## [What to work on]
Repeat the material exactly as it appears.

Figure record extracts
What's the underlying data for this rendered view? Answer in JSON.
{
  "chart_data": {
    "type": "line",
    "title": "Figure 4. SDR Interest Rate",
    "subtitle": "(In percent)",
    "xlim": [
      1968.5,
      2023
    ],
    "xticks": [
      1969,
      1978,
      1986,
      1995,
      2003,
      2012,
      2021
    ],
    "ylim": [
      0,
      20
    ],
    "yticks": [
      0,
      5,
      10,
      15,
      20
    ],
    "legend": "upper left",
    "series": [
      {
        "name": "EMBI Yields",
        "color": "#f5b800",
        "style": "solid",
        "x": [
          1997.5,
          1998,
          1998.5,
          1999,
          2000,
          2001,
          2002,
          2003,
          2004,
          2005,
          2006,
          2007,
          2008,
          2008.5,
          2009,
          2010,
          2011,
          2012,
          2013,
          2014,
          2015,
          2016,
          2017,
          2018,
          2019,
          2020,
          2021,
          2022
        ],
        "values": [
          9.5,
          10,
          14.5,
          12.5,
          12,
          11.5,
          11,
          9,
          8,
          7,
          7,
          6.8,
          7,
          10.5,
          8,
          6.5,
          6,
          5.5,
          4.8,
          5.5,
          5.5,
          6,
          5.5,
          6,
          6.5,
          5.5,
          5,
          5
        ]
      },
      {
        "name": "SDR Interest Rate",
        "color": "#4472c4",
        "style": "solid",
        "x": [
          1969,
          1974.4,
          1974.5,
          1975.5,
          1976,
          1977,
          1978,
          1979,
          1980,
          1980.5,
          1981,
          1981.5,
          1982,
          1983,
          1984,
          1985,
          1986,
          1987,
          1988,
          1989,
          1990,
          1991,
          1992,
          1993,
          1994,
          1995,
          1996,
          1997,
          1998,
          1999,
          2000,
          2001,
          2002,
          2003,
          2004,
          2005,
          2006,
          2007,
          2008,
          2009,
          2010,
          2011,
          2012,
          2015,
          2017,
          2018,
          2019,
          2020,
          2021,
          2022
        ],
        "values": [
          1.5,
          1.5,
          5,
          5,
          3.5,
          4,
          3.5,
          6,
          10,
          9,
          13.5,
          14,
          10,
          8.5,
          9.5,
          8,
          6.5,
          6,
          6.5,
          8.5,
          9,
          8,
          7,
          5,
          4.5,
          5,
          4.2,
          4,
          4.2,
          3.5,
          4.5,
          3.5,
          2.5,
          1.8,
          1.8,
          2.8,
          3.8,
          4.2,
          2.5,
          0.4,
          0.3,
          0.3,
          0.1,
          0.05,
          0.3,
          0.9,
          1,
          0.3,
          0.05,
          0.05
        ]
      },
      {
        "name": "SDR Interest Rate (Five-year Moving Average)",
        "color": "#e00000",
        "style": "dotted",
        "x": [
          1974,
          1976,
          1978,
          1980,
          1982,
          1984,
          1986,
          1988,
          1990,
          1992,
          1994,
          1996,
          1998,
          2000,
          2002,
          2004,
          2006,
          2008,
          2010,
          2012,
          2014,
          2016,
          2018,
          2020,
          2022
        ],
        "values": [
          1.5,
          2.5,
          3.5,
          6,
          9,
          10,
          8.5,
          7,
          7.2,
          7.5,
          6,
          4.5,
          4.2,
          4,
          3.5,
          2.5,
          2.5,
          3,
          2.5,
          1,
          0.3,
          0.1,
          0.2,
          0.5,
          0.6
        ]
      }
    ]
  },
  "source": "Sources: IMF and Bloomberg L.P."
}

## [Written response]
What's the underlying data for this rendered view? Answer in JSON.
{
  "chart_data": {
    "type": "line",
    "title": "Figure 4. SDR Interest Rate",
    "subtitle": "(In percent)",
    "xlim": [
      1968.5,
      2023
    ],
    "xticks": [
      1969,
      1978,
      1986,
      1995,
      2003,
      2012,
      2021
    ],
    "ylim": [
      0,
      20
    ],
    "yticks": [
      0,
      5,
      10,
      15,
      20
    ],
    "legend": "upper left",
    "series": [
      {
        "name": "EMBI Yields",
        "color": "#f5b800",
        "style": "solid",
        "x": [
          1997.5,
          1998,
          1998.5,
          1999,
          2000,
          2001,
          2002,
          2003,
          2004,
          2005,
          2006,
          2007,
          2008,
          2008.5,
          2009,
          2010,
          2011,
          2012,
          2013,
          2014,
          2015,
          2016,
          2017,
          2018,
          2019,
          2020,
          2021,
          2022
        ],
        "values": [
          9.5,
          10,
          14.5,
          12.5,
          12,
          11.5,
          11,
          9,
          8,
          7,
          7,
          6.8,
          7,
          10.5,
          8,
          6.5,
          6,
          5.5,
          4.8,
          5.5,
          5.5,
          6,
          5.5,
          6,
          6.5,
          5.5,
          5,
          5
        ]
      },
      {
        "name": "SDR Interest Rate",
        "color": "#4472c4",
        "style": "solid",
        "x": [
          1969,
          1974.4,
          1974.5,
          1975.5,
          1976,
          1977,
          1978,
          1979,
          1980,
          1980.5,
          1981,
          1981.5,
          1982,
          1983,
          1984,
          1985,
          1986,
          1987,
          1988,
          1989,
          1990,
          1991,
          1992,
          1993,
          1994,
          1995,
          1996,
          1997,
          1998,
          1999,
          2000,
          2001,
          2002,
          2003,
          2004,
          2005,
          2006,
          2007,
          2008,
          2009,
          2010,
          2011,
          2012,
          2015,
          2017,
          2018,
          2019,
          2020,
          2021,
          2022
        ],
        "values": [
          1.5,
          1.5,
          5,
          5,
          3.5,
          4,
          3.5,
          6,
          10,
          9,
          13.5,
          14,
          10,
          8.5,
          9.5,
          8,
          6.5,
          6,
          6.5,
          8.5,
          9,
          8,
          7,
          5,
          4.5,
          5,
          4.2,
          4,
          4.2,
          3.5,
          4.5,
          3.5,
          2.5,
          1.8,
          1.8,
          2.8,
          3.8,
          4.2,
          2.5,
          0.4,
          0.3,
          0.3,
          0.1,
          0.05,
          0.3,
          0.9,
          1,
          0.3,
          0.05,
          0.05
        ]
      },
      {
        "name": "SDR Interest Rate (Five-year Moving Average)",
        "color": "#e00000",
        "style": "dotted",
        "x": [
          1974,
          1976,
          1978,
          1980,
          1982,
          1984,
          1986,
          1988,
          1990,
          1992,
          1994,
          1996,
          1998,
          2000,
          2002,
          2004,
          2006,
          2008,
          2010,
          2012,
          2014,
          2016,
          2018,
          2020,
          2022
        ],
        "values": [
          1.5,
          2.5,
          3.5,
          6,
          9,
          10,
          8.5,
          7,
          7.2,
          7.5,
          6,
          4.5,
          4.2,
          4,
          3.5,
          2.5,
          2.5,
          3,
          2.5,
          1,
          0.3,
          0.1,
          0.2,
          0.5,
          0.6
        ]
      }
    ]
  },
  "source": "Sources: IMF and Bloomberg L.P."
}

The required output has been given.